§ **Problem details**:
For the data below, work out how many lines include the string "this" and report only the number.

[Figure collection entries]
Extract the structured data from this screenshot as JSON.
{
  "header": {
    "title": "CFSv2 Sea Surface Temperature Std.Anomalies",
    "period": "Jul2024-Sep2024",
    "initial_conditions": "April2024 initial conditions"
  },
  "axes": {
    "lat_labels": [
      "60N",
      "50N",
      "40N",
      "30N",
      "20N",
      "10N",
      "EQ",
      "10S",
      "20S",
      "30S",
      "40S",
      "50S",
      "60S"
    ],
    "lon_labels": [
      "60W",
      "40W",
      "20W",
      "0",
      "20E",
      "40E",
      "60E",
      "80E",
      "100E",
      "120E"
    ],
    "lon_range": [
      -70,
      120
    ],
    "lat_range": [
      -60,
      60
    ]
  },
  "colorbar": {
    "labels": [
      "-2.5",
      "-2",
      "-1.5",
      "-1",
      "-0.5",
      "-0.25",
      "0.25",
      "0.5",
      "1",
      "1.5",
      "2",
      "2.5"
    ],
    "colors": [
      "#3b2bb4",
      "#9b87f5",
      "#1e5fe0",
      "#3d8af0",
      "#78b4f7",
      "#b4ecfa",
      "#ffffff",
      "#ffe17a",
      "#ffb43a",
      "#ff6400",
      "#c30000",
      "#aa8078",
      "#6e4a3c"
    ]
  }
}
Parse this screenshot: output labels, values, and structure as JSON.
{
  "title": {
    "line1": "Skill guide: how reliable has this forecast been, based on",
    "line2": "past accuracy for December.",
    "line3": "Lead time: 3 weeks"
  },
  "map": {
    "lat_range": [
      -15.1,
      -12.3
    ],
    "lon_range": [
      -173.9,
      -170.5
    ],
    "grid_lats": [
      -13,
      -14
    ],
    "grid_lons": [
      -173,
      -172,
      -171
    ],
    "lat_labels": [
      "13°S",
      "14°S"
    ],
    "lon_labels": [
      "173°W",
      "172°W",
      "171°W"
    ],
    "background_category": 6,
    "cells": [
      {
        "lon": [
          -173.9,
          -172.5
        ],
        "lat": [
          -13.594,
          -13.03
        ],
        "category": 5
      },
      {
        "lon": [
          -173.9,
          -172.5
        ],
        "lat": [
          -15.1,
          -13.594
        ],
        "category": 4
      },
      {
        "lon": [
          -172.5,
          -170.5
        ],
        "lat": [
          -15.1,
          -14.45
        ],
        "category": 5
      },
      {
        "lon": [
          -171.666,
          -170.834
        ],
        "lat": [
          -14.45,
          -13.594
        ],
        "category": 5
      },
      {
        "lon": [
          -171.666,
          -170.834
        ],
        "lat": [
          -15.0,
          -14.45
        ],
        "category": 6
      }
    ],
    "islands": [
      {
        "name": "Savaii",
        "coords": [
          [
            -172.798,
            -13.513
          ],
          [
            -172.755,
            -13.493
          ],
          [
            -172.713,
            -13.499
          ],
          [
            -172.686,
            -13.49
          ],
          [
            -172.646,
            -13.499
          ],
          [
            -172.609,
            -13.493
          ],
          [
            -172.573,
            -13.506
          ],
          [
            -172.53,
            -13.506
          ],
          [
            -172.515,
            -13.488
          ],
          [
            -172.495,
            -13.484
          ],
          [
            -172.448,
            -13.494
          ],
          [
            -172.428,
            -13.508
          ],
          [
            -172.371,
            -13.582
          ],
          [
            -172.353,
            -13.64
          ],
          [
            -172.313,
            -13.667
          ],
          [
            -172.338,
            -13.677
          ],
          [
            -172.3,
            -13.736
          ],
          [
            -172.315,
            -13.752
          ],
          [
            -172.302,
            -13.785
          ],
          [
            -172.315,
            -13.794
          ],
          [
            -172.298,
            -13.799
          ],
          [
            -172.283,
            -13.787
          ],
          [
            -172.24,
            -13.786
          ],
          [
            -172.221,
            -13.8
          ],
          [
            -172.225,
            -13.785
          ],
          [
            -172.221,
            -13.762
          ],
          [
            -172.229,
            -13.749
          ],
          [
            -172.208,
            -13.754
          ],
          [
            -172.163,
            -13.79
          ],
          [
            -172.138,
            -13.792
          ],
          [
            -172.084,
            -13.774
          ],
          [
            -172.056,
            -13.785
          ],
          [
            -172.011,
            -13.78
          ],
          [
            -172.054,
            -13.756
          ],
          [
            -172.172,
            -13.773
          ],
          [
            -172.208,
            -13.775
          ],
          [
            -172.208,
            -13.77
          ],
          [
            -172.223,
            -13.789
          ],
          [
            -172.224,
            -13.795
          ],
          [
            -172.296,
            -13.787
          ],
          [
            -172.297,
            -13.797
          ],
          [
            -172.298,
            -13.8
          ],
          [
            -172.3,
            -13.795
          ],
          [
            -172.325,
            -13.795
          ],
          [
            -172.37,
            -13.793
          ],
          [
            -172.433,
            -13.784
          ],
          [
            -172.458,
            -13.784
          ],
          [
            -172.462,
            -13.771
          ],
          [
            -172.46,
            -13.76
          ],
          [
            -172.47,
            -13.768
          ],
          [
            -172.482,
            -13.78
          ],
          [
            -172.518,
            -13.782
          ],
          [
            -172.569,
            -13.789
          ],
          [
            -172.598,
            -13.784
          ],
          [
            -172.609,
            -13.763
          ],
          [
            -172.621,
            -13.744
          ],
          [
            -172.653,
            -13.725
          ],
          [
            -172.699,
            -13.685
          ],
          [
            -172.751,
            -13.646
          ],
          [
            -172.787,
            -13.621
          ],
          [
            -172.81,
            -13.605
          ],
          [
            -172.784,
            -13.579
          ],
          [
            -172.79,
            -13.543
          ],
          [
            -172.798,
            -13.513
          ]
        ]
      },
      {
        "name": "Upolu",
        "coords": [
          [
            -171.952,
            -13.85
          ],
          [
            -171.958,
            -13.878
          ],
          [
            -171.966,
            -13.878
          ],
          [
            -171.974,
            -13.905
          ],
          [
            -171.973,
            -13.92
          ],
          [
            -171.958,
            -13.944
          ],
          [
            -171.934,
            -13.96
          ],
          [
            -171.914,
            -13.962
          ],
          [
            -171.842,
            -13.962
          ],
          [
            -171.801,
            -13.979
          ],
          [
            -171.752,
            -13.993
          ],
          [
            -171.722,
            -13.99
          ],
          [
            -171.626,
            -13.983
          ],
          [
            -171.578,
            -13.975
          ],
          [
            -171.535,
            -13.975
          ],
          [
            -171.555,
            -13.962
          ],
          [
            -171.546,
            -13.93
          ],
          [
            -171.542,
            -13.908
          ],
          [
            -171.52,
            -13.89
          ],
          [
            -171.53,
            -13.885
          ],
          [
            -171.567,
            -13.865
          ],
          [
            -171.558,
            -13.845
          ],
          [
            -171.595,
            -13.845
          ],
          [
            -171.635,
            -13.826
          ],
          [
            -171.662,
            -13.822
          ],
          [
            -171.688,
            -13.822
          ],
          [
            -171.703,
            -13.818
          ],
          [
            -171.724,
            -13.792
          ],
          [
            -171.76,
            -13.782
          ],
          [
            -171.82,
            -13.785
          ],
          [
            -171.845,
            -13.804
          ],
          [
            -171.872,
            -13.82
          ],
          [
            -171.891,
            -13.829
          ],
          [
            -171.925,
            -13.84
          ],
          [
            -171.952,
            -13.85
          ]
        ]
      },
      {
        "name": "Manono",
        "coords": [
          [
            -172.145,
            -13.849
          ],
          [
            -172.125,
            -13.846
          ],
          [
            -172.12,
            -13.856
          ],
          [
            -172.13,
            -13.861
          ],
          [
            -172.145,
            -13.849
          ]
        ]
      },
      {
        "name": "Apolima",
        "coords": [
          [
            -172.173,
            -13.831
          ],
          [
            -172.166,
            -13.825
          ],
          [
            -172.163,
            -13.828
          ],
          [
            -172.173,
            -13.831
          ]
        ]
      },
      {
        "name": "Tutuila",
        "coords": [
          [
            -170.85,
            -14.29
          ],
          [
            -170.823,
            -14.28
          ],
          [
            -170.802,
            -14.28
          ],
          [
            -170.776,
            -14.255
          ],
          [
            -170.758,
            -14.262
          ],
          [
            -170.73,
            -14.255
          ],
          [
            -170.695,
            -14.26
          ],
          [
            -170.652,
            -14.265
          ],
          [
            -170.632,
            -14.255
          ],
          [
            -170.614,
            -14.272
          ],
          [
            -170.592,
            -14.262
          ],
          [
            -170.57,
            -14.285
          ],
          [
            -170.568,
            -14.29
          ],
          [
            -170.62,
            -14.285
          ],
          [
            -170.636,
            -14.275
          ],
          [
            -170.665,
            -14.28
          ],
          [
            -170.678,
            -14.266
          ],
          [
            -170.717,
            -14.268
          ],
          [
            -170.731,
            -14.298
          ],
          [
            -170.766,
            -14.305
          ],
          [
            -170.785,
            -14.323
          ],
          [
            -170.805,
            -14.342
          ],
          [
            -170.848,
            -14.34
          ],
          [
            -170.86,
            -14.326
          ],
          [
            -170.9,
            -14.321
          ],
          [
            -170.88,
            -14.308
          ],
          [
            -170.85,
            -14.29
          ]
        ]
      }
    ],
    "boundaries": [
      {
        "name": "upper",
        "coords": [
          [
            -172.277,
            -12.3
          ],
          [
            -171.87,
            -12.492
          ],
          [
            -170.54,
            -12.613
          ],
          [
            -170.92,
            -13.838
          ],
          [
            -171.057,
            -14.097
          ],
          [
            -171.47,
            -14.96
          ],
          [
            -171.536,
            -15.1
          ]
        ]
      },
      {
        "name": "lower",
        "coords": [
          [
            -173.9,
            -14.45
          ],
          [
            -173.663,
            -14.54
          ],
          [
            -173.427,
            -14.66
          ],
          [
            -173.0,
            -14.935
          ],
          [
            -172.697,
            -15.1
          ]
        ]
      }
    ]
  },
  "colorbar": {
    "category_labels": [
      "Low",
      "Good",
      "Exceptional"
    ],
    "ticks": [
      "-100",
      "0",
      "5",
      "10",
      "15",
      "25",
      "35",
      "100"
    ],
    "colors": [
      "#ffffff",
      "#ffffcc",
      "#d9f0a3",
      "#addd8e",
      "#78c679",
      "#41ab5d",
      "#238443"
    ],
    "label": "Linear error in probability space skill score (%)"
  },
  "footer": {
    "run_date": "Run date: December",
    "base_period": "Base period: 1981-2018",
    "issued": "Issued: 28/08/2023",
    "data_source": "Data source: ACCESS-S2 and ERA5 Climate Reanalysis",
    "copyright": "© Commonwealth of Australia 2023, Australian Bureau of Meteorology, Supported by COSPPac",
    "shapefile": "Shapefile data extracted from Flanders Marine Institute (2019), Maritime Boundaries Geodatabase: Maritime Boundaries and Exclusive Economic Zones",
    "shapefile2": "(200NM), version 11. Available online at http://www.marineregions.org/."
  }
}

§ **Exercise result**:
3